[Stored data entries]
§ §

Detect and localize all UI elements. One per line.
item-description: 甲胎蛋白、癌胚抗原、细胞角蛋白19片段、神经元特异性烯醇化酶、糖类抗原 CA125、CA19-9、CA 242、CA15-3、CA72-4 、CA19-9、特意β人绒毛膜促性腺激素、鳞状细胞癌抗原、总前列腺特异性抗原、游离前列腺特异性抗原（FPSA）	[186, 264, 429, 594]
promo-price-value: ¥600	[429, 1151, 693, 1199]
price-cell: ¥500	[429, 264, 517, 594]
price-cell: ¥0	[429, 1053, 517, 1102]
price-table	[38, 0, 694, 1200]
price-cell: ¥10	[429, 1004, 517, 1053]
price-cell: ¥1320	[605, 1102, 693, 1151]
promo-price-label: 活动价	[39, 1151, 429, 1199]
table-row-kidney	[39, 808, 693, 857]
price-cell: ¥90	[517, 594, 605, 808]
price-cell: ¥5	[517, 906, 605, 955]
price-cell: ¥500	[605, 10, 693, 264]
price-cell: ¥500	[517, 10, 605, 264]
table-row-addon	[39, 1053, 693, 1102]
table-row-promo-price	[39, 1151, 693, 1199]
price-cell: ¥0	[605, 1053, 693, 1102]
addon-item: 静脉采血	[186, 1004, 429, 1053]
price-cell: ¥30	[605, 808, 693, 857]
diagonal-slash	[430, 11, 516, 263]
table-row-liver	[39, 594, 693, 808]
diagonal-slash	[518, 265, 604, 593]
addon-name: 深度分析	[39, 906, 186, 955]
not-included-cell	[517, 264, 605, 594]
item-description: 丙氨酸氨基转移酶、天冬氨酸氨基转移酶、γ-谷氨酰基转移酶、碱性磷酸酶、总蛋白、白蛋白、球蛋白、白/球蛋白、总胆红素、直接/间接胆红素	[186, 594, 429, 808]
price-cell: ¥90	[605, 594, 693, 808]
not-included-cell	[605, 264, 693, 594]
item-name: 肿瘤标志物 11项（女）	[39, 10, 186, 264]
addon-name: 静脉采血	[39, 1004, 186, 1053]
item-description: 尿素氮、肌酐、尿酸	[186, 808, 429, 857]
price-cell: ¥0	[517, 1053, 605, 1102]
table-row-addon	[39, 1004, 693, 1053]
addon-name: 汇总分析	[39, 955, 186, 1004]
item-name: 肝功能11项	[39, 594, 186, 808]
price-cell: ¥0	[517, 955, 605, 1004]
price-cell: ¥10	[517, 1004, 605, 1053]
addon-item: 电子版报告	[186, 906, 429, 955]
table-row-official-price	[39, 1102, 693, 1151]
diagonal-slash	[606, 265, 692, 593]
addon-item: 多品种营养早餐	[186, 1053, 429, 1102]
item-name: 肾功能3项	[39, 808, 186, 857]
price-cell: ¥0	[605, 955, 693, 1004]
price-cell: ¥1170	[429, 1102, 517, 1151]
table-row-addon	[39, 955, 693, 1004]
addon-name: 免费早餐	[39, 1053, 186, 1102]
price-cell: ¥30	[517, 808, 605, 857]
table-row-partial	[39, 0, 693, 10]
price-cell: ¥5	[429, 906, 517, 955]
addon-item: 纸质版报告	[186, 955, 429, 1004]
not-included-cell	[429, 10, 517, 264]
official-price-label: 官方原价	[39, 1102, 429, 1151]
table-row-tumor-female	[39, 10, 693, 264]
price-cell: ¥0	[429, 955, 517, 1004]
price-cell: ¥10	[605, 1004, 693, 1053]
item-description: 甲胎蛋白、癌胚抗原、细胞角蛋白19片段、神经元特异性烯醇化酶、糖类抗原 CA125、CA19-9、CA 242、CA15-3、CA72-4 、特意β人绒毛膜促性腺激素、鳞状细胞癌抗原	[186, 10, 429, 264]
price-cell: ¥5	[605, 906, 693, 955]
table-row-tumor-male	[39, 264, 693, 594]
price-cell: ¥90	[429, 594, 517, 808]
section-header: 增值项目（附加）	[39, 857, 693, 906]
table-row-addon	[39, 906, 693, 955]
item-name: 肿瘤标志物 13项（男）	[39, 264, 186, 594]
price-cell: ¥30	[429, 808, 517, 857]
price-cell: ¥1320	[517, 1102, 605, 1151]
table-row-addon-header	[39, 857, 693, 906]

§ §

■ **Prompt**: Filter the records above and copy every line that contains the word "official".

■ **Expected answer**:
table-row-official-price	[39, 1102, 693, 1151]
official-price-label: 官方原价	[39, 1102, 429, 1151]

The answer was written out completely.